***** Excerpted data

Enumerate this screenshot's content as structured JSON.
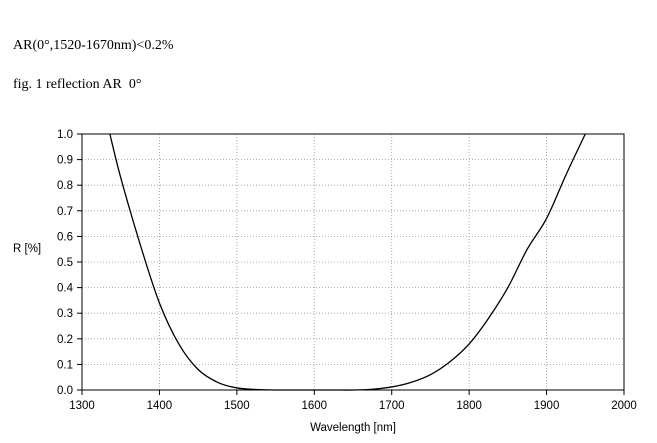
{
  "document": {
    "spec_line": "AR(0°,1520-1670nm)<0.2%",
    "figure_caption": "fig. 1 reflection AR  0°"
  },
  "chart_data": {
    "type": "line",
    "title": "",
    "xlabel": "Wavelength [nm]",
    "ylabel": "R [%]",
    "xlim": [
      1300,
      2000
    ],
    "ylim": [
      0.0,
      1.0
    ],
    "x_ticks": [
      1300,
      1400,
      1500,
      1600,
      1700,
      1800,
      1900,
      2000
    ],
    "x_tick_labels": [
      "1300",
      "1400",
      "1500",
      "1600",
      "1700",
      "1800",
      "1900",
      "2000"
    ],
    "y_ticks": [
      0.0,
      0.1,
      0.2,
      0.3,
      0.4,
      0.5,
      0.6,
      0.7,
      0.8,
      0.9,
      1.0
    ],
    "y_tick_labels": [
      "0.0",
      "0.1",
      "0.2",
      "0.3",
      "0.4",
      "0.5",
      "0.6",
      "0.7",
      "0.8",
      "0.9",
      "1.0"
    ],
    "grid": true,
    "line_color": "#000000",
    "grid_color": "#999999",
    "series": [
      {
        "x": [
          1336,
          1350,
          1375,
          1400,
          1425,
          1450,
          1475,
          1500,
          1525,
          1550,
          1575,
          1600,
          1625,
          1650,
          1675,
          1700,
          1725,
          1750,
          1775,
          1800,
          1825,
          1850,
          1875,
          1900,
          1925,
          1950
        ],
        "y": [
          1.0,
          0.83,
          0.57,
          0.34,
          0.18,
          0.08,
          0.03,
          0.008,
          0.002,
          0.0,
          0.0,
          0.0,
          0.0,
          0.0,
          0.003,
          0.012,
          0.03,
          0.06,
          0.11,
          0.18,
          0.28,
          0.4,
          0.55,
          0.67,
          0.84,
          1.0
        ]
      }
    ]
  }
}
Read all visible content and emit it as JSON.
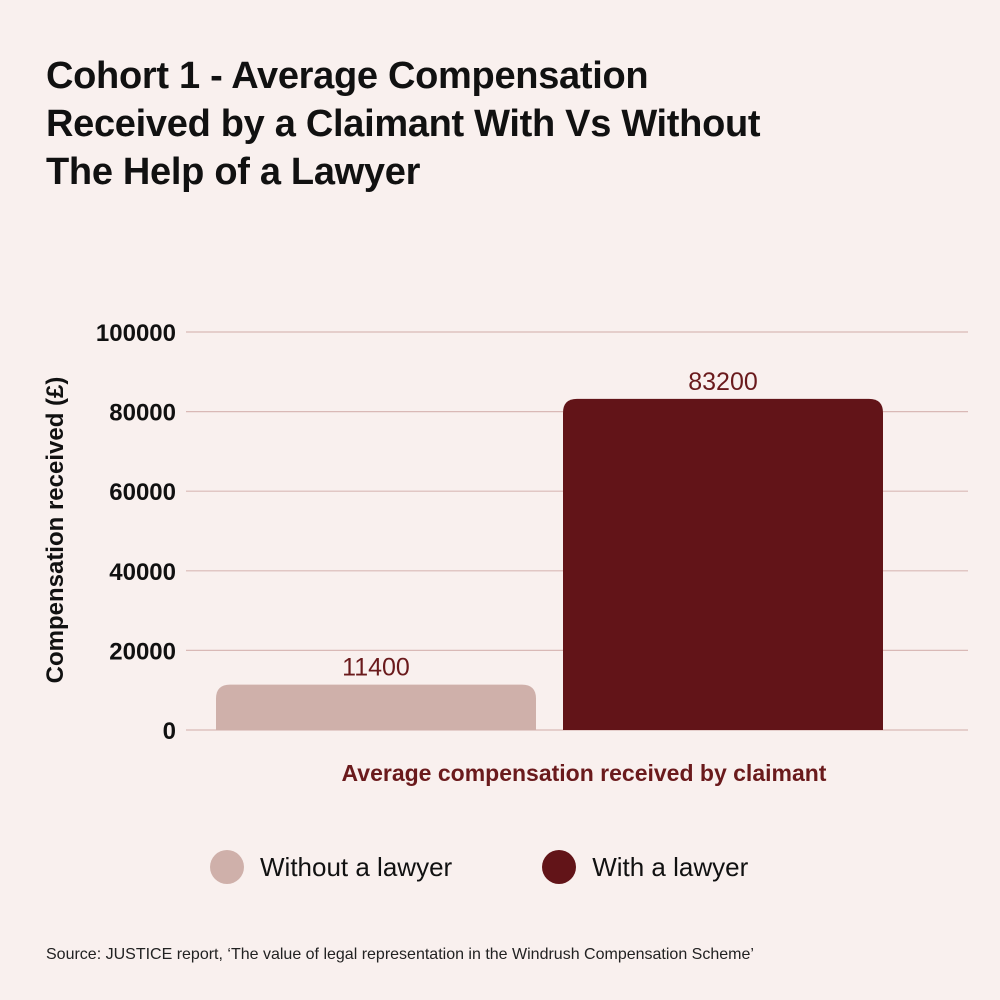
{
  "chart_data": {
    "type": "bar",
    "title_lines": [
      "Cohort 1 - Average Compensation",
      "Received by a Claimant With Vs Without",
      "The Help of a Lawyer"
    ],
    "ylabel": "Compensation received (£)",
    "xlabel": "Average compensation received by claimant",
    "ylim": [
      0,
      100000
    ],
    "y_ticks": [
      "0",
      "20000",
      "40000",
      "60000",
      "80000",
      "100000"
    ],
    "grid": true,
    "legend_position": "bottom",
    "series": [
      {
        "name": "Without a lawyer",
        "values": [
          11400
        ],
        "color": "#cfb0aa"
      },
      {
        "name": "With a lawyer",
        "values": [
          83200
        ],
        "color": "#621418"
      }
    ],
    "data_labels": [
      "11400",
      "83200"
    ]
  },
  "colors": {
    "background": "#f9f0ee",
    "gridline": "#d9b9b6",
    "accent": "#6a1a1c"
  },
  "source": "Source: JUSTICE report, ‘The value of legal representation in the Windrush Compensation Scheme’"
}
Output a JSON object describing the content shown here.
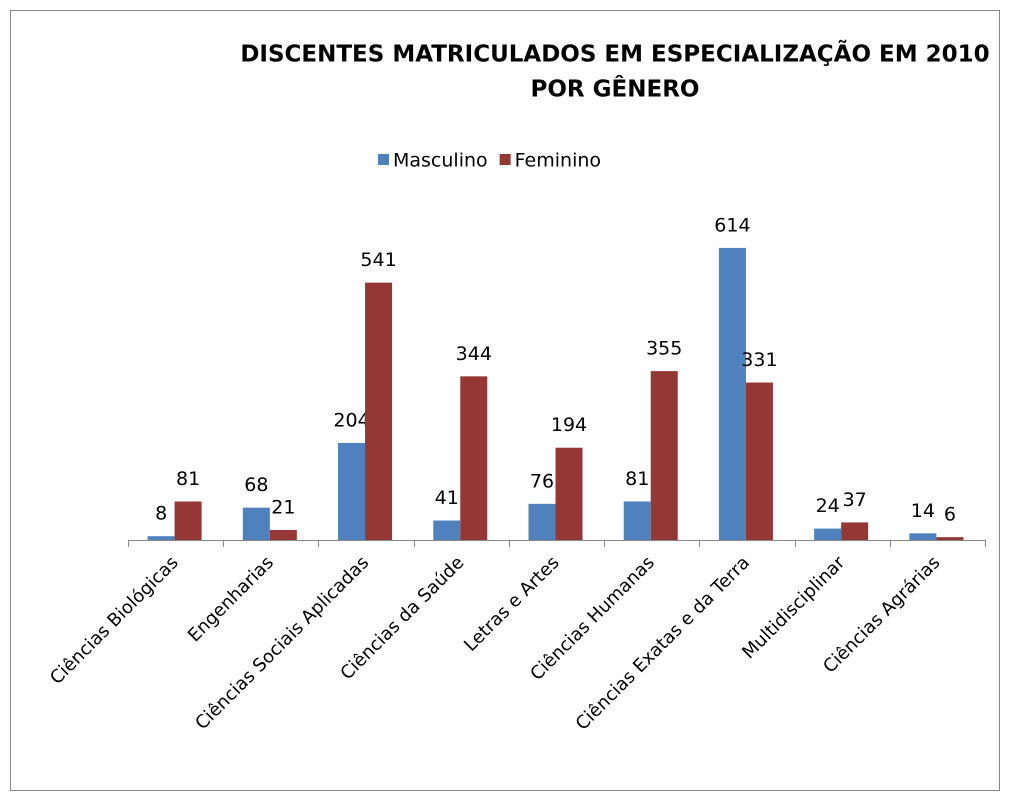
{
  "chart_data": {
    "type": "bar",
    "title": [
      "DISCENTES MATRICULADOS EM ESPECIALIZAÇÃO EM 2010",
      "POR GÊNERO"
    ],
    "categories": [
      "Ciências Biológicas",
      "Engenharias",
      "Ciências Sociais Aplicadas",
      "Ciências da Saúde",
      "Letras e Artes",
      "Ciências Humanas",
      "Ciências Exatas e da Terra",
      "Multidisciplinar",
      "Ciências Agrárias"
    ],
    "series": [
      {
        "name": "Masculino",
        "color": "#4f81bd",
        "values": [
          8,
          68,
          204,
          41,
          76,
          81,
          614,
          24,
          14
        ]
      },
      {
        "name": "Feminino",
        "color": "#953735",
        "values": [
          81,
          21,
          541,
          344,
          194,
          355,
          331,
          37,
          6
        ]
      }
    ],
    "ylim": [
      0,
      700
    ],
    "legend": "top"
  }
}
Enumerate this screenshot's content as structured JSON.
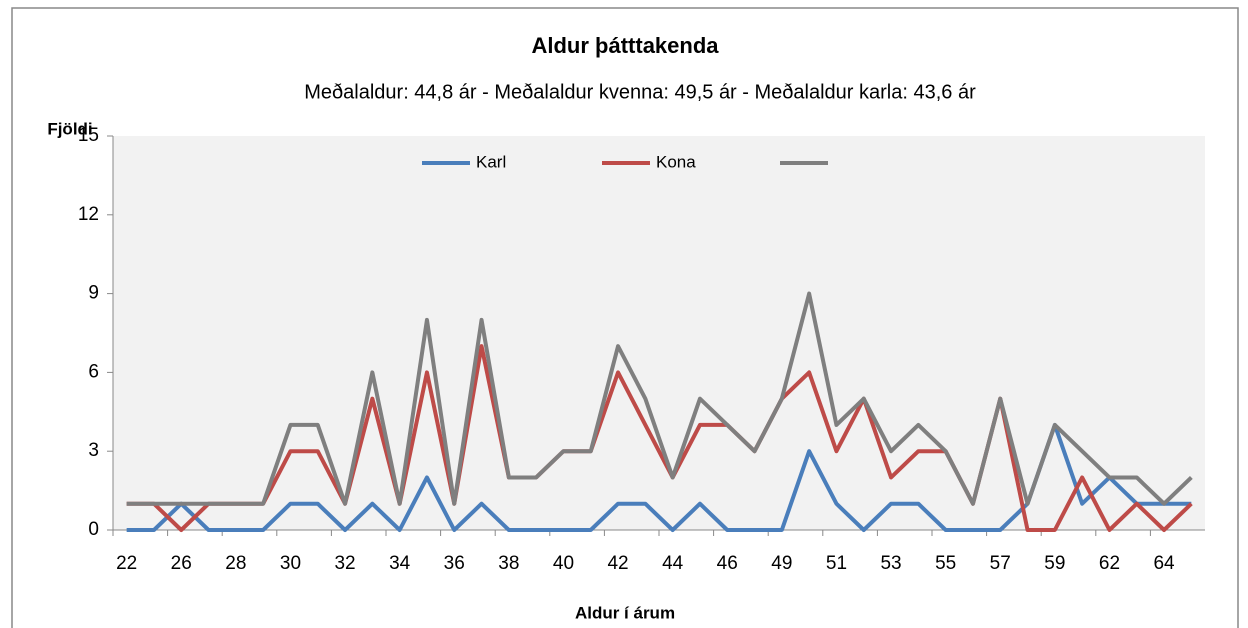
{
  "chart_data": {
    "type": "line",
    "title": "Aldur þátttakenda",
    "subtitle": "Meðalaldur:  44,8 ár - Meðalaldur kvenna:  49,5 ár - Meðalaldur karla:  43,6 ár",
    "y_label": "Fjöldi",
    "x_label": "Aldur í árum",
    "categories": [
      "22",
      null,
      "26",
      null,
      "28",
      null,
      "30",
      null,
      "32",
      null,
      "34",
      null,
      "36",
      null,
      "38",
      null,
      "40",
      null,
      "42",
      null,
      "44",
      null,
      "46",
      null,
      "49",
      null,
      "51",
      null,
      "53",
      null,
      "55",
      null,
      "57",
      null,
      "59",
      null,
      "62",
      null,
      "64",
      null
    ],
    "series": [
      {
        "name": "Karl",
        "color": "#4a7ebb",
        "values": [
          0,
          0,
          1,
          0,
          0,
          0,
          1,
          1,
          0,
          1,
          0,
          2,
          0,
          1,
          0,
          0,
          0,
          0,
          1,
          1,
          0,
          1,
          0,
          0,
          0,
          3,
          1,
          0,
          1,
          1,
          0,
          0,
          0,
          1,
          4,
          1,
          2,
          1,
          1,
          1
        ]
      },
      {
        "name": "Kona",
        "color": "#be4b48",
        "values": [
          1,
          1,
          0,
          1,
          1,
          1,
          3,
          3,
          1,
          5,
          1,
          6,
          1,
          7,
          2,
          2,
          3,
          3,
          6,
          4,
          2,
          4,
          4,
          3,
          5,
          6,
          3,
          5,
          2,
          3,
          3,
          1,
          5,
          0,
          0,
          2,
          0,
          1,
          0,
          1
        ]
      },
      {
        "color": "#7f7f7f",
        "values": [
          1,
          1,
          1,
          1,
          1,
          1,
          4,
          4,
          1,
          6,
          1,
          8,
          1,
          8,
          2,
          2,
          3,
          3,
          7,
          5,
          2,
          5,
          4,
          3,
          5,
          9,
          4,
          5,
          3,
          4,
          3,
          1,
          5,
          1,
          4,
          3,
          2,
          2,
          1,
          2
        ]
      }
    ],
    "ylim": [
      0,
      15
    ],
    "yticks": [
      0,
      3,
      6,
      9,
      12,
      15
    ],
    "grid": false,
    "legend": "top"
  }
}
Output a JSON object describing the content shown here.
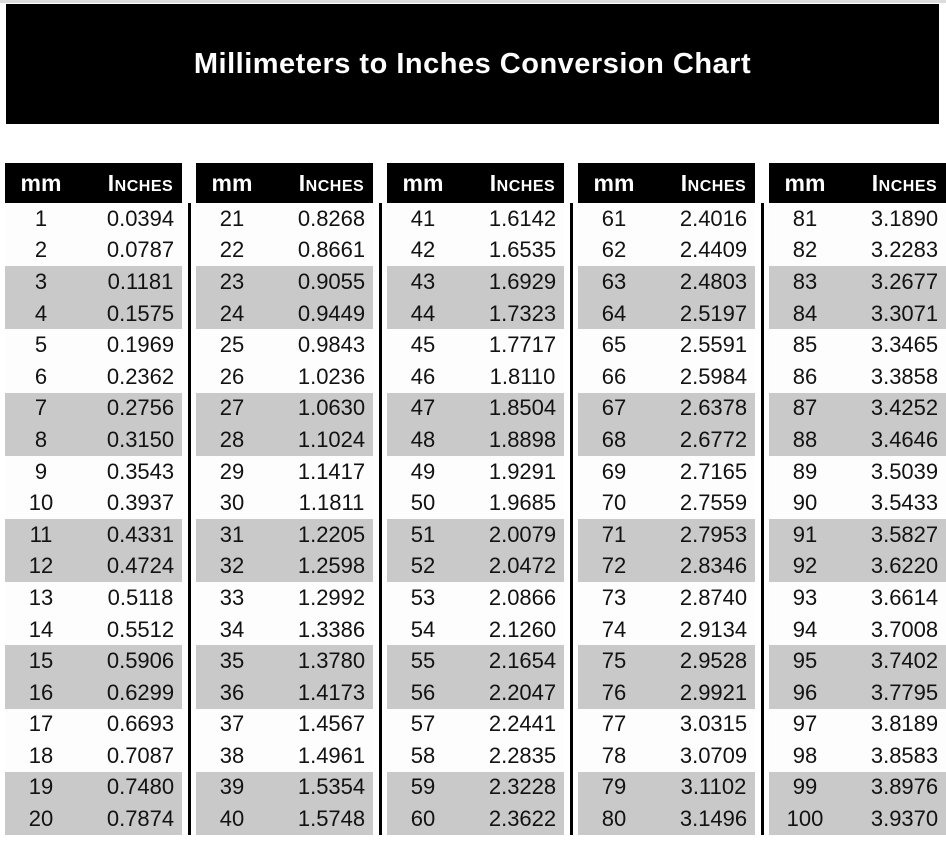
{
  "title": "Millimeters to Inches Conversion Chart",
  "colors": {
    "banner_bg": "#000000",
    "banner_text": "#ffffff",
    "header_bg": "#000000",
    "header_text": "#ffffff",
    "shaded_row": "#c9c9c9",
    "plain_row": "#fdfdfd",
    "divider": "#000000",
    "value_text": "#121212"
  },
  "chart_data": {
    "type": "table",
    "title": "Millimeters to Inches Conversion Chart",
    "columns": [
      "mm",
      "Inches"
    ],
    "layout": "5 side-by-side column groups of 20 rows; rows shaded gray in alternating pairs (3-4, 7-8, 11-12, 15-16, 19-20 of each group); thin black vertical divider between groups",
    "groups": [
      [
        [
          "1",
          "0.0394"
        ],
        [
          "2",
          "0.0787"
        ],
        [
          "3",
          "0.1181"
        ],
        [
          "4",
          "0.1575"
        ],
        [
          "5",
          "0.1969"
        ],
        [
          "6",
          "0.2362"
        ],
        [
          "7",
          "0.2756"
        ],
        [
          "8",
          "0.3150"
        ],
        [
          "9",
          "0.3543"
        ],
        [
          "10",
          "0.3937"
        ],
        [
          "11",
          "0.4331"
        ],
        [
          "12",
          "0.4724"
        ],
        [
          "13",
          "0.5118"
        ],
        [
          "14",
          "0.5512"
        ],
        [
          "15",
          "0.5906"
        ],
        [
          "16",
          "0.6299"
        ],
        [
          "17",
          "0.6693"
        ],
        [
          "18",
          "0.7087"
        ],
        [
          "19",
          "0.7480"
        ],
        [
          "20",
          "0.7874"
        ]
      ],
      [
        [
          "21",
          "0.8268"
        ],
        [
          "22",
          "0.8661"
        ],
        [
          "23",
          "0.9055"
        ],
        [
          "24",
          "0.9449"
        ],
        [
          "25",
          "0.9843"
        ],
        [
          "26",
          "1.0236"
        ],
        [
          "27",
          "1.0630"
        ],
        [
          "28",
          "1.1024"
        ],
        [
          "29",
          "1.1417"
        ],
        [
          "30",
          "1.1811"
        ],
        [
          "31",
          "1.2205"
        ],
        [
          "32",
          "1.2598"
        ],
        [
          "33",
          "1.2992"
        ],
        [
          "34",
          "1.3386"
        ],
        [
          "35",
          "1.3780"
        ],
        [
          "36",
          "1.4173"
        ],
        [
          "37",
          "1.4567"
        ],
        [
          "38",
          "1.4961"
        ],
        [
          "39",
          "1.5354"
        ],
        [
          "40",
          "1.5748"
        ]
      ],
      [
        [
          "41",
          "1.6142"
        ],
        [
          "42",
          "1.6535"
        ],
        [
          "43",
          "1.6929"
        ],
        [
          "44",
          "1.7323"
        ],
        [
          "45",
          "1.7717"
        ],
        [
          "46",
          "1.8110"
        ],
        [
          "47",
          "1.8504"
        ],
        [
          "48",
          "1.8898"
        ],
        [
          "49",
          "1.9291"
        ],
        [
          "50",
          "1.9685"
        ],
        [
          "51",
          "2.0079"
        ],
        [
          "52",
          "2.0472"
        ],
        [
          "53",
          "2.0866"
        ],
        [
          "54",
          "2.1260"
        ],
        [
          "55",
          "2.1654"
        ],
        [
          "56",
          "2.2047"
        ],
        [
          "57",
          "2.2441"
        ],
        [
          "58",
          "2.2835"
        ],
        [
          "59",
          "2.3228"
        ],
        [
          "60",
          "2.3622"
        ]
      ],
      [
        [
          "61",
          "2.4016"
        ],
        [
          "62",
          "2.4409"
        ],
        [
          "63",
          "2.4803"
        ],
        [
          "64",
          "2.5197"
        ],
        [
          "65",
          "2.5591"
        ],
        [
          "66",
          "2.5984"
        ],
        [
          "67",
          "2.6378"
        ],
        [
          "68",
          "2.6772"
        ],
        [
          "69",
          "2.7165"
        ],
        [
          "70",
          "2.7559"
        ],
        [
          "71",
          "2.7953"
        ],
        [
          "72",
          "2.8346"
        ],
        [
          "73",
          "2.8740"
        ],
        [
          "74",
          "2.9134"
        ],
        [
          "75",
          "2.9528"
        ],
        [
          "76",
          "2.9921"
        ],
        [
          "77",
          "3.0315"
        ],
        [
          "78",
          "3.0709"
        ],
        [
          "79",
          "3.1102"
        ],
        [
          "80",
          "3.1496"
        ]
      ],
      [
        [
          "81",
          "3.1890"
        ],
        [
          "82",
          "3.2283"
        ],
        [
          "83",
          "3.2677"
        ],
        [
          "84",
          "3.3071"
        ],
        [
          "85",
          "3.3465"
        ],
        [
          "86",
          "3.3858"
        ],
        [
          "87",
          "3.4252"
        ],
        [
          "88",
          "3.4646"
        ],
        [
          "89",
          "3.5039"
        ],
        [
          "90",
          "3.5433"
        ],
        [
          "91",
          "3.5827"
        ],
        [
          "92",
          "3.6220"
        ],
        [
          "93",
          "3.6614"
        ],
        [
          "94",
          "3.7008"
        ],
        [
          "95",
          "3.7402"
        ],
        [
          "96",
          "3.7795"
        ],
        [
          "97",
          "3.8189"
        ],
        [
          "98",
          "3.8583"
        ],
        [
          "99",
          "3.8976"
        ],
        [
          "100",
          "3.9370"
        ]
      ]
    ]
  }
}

**********

▶ _Directions_
Copy out all lines from the material above that contain the string "Millimeters".

▶ _Final answer_
  "title": "Millimeters to Inches Conversion Chart",
    "title": "Millimeters to Inches Conversion Chart",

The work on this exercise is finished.